Exercise objective:
Check each line of the records below and collect those holding "Kolosseum".

--- Start Material for the task ---

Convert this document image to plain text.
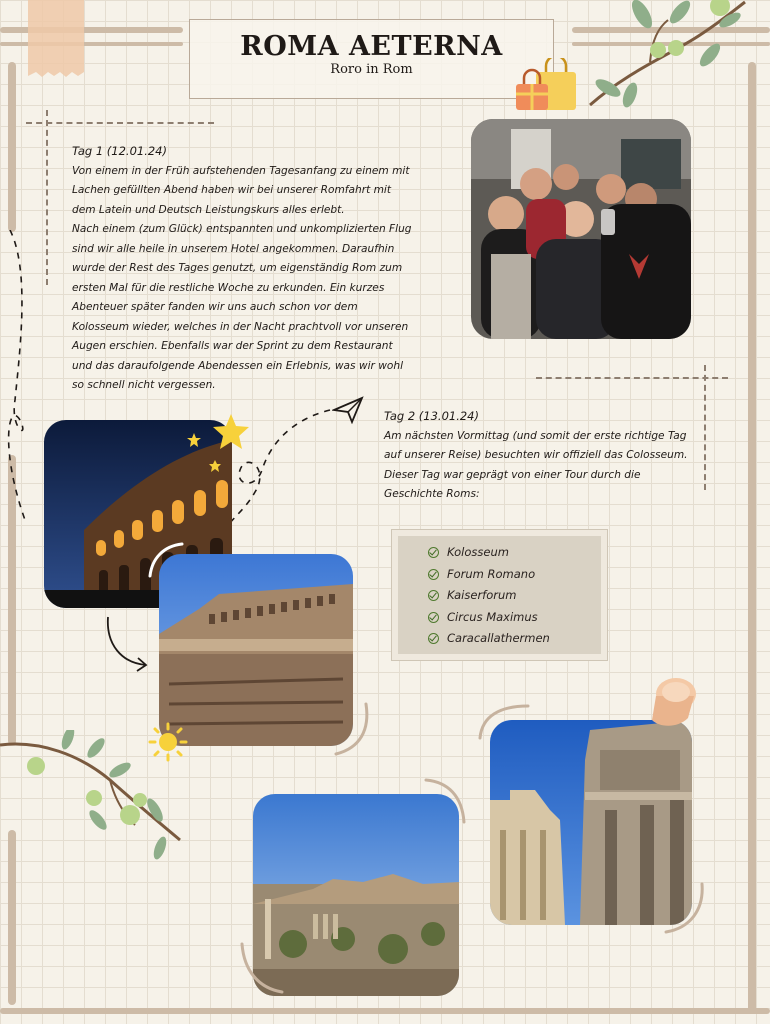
ROMA AETERNA
Roro in Rom

Tag 1 (12.01.24)

Von einem in der Früh aufstehenden Tagesanfang zu einem mit Lachen gefüllten Abend haben wir bei unserer Romfahrt mit dem Latein und Deutsch Leistungskurs alles erlebt.

Nach einem (zum Glück) entspannten und unkomplizierten Flug sind wir alle heile in unserem Hotel angekommen. Daraufhin wurde der Rest des Tages genutzt, um eigenständig Rom zum ersten Mal für die restliche Woche zu erkunden. Ein kurzes Abenteuer später fanden wir uns auch schon vor dem Kolosseum wieder, welches in der Nacht prachtvoll vor unseren Augen erschien. Ebenfalls war der Sprint zu dem Restaurant und das daraufolgende Abendessen ein Erlebnis, was wir wohl so schnell nicht vergessen.

Tag 2 (13.01.24)

Am nächsten Vormittag (und somit der erste richtige Tag auf unserer Reise) besuchten wir offiziell das Colosseum. Dieser Tag war geprägt von einer Tour durch die Geschichte Roms:

Kolosseum
Forum Romano
Kaiserforum
Circus Maximus
Caracallathermen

--- End Material for the task ---

Task result:
Nach einem (zum Glück) entspannten und unkomplizierten Flug sind wir alle heile in unserem Hotel angekommen. Daraufhin wurde der Rest des Tages genutzt, um eigenständig Rom zum ersten Mal für die restliche Woche zu erkunden. Ein kurzes Abenteuer später fanden wir uns auch schon vor dem Kolosseum wieder, welches in der Nacht prachtvoll vor unseren Augen erschien. Ebenfalls war der Sprint zu dem Restaurant und das daraufolgende Abendessen ein Erlebnis, was wir wohl so schnell nicht vergessen.
Kolosseum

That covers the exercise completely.